● **Dataset entries**

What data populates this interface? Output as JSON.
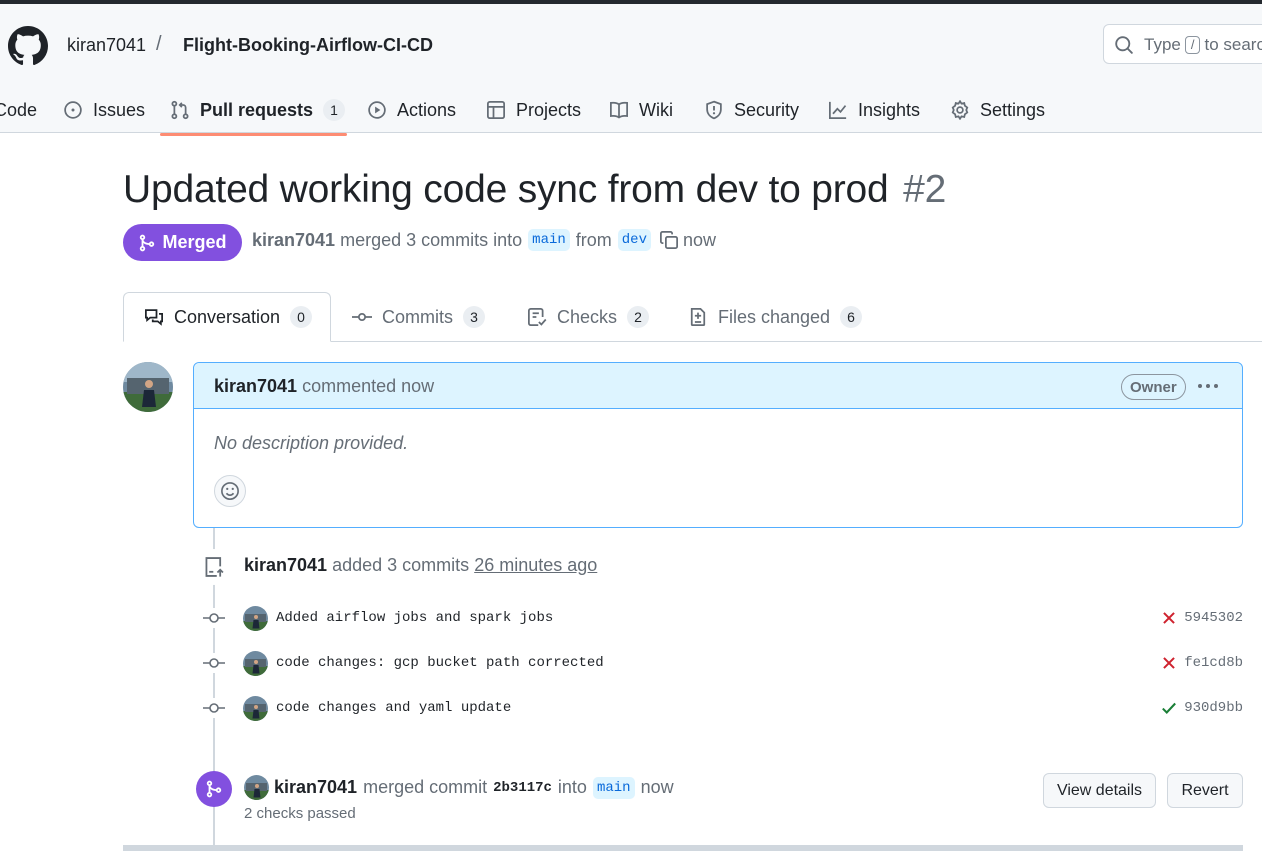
{
  "header": {
    "owner": "kiran7041",
    "separator": "/",
    "repo": "Flight-Booking-Airflow-CI-CD",
    "search_prefix": "Type",
    "search_key": "/",
    "search_suffix": "to search"
  },
  "nav": {
    "items": [
      {
        "label": "Code",
        "icon": "code-icon"
      },
      {
        "label": "Issues",
        "icon": "issue-icon"
      },
      {
        "label": "Pull requests",
        "icon": "pull-request-icon",
        "count": "1",
        "active": true
      },
      {
        "label": "Actions",
        "icon": "play-icon"
      },
      {
        "label": "Projects",
        "icon": "table-icon"
      },
      {
        "label": "Wiki",
        "icon": "book-icon"
      },
      {
        "label": "Security",
        "icon": "shield-icon"
      },
      {
        "label": "Insights",
        "icon": "graph-icon"
      },
      {
        "label": "Settings",
        "icon": "gear-icon"
      }
    ],
    "accent": "#fd8c73"
  },
  "pr": {
    "title": "Updated working code sync from dev to prod",
    "number": "#2",
    "state": "Merged",
    "state_color": "#8250df",
    "author": "kiran7041",
    "merged_text": "merged 3 commits into",
    "base_branch": "main",
    "from_text": "from",
    "head_branch": "dev",
    "time": "now"
  },
  "tabs": [
    {
      "label": "Conversation",
      "count": "0",
      "icon": "comment-discussion-icon"
    },
    {
      "label": "Commits",
      "count": "3",
      "icon": "git-commit-icon"
    },
    {
      "label": "Checks",
      "count": "2",
      "icon": "checklist-icon"
    },
    {
      "label": "Files changed",
      "count": "6",
      "icon": "file-diff-icon"
    }
  ],
  "comment": {
    "author": "kiran7041",
    "action": "commented now",
    "badge": "Owner",
    "body": "No description provided."
  },
  "timeline": {
    "commits_event": {
      "author": "kiran7041",
      "text": "added 3 commits",
      "time": "26 minutes ago"
    },
    "commits": [
      {
        "message": "Added airflow jobs and spark jobs",
        "sha": "5945302",
        "status": "failure"
      },
      {
        "message": "code changes: gcp bucket path corrected",
        "sha": "fe1cd8b",
        "status": "failure"
      },
      {
        "message": "code changes and yaml update",
        "sha": "930d9bb",
        "status": "success"
      }
    ],
    "merge_event": {
      "author": "kiran7041",
      "text": "merged commit",
      "sha": "2b3117c",
      "into_text": "into",
      "branch": "main",
      "time": "now",
      "checks": "2 checks passed",
      "view_details": "View details",
      "revert": "Revert"
    }
  },
  "colors": {
    "failure": "#cf222e",
    "success": "#1a7f37",
    "link": "#0969da"
  }
}
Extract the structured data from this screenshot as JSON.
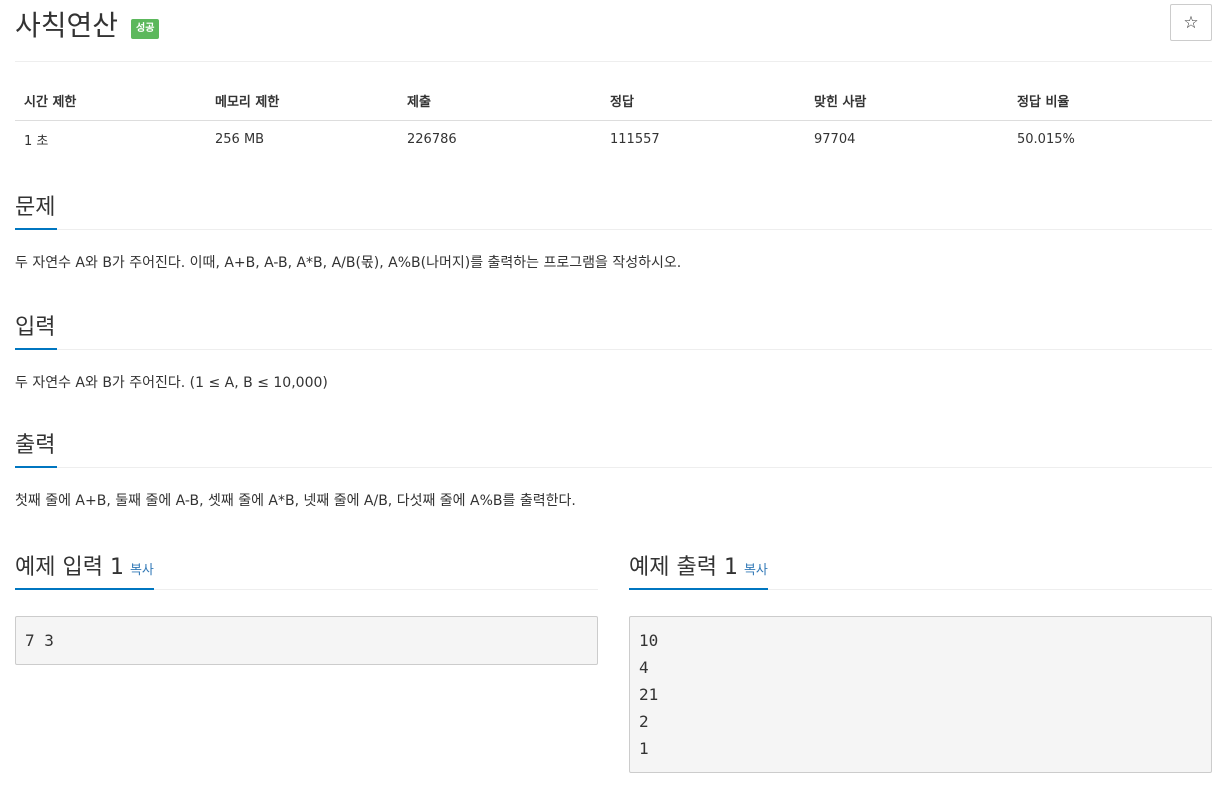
{
  "problem": {
    "title": "사칙연산",
    "status": "성공",
    "star_icon": "☆"
  },
  "info_table": {
    "headers": [
      "시간 제한",
      "메모리 제한",
      "제출",
      "정답",
      "맞힌 사람",
      "정답 비율"
    ],
    "values": [
      "1 초",
      "256 MB",
      "226786",
      "111557",
      "97704",
      "50.015%"
    ]
  },
  "sections": {
    "description": {
      "title": "문제",
      "text": "두 자연수 A와 B가 주어진다. 이때, A+B, A-B, A*B, A/B(몫), A%B(나머지)를 출력하는 프로그램을 작성하시오."
    },
    "input": {
      "title": "입력",
      "text": "두 자연수 A와 B가 주어진다. (1 ≤ A, B ≤ 10,000)"
    },
    "output": {
      "title": "출력",
      "text": "첫째 줄에 A+B, 둘째 줄에 A-B, 셋째 줄에 A*B, 넷째 줄에 A/B, 다섯째 줄에 A%B를 출력한다."
    }
  },
  "samples": {
    "input": {
      "title": "예제 입력 1",
      "copy_label": "복사",
      "lines": [
        "7 3"
      ]
    },
    "output": {
      "title": "예제 출력 1",
      "copy_label": "복사",
      "lines": [
        "10",
        "4",
        "21",
        "2",
        "1"
      ]
    }
  },
  "colors": {
    "accent": "#0076c0",
    "success_badge": "#5cb85c",
    "link": "#337ab7"
  }
}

● **Stated task**
From the listing, extract all text exactly as given and drop any picture.

● **Solution to the exercise**
What data populates this interface? Output as JSON.
{
  "header": {
    "owner": "kiran7041",
    "separator": "/",
    "repo": "Flight-Booking-Airflow-CI-CD",
    "search_prefix": "Type",
    "search_key": "/",
    "search_suffix": "to search"
  },
  "nav": {
    "items": [
      {
        "label": "Code",
        "icon": "code-icon"
      },
      {
        "label": "Issues",
        "icon": "issue-icon"
      },
      {
        "label": "Pull requests",
        "icon": "pull-request-icon",
        "count": "1",
        "active": true
      },
      {
        "label": "Actions",
        "icon": "play-icon"
      },
      {
        "label": "Projects",
        "icon": "table-icon"
      },
      {
        "label": "Wiki",
        "icon": "book-icon"
      },
      {
        "label": "Security",
        "icon": "shield-icon"
      },
      {
        "label": "Insights",
        "icon": "graph-icon"
      },
      {
        "label": "Settings",
        "icon": "gear-icon"
      }
    ],
    "accent": "#fd8c73"
  },
  "pr": {
    "title": "Updated working code sync from dev to prod",
    "number": "#2",
    "state": "Merged",
    "state_color": "#8250df",
    "author": "kiran7041",
    "merged_text": "merged 3 commits into",
    "base_branch": "main",
    "from_text": "from",
    "head_branch": "dev",
    "time": "now"
  },
  "tabs": [
    {
      "label": "Conversation",
      "count": "0",
      "icon": "comment-discussion-icon"
    },
    {
      "label": "Commits",
      "count": "3",
      "icon": "git-commit-icon"
    },
    {
      "label": "Checks",
      "count": "2",
      "icon": "checklist-icon"
    },
    {
      "label": "Files changed",
      "count": "6",
      "icon": "file-diff-icon"
    }
  ],
  "comment": {
    "author": "kiran7041",
    "action": "commented now",
    "badge": "Owner",
    "body": "No description provided."
  },
  "timeline": {
    "commits_event": {
      "author": "kiran7041",
      "text": "added 3 commits",
      "time": "26 minutes ago"
    },
    "commits": [
      {
        "message": "Added airflow jobs and spark jobs",
        "sha": "5945302",
        "status": "failure"
      },
      {
        "message": "code changes: gcp bucket path corrected",
        "sha": "fe1cd8b",
        "status": "failure"
      },
      {
        "message": "code changes and yaml update",
        "sha": "930d9bb",
        "status": "success"
      }
    ],
    "merge_event": {
      "author": "kiran7041",
      "text": "merged commit",
      "sha": "2b3117c",
      "into_text": "into",
      "branch": "main",
      "time": "now",
      "checks": "2 checks passed",
      "view_details": "View details",
      "revert": "Revert"
    }
  },
  "colors": {
    "failure": "#cf222e",
    "success": "#1a7f37",
    "link": "#0969da"
  }
}
Extract the structured data from this screenshot as JSON.
{
  "problem": {
    "title": "사칙연산",
    "status": "성공",
    "star_icon": "☆"
  },
  "info_table": {
    "headers": [
      "시간 제한",
      "메모리 제한",
      "제출",
      "정답",
      "맞힌 사람",
      "정답 비율"
    ],
    "values": [
      "1 초",
      "256 MB",
      "226786",
      "111557",
      "97704",
      "50.015%"
    ]
  },
  "sections": {
    "description": {
      "title": "문제",
      "text": "두 자연수 A와 B가 주어진다. 이때, A+B, A-B, A*B, A/B(몫), A%B(나머지)를 출력하는 프로그램을 작성하시오."
    },
    "input": {
      "title": "입력",
      "text": "두 자연수 A와 B가 주어진다. (1 ≤ A, B ≤ 10,000)"
    },
    "output": {
      "title": "출력",
      "text": "첫째 줄에 A+B, 둘째 줄에 A-B, 셋째 줄에 A*B, 넷째 줄에 A/B, 다섯째 줄에 A%B를 출력한다."
    }
  },
  "samples": {
    "input": {
      "title": "예제 입력 1",
      "copy_label": "복사",
      "lines": [
        "7 3"
      ]
    },
    "output": {
      "title": "예제 출력 1",
      "copy_label": "복사",
      "lines": [
        "10",
        "4",
        "21",
        "2",
        "1"
      ]
    }
  },
  "colors": {
    "accent": "#0076c0",
    "success_badge": "#5cb85c",
    "link": "#337ab7"
  }
}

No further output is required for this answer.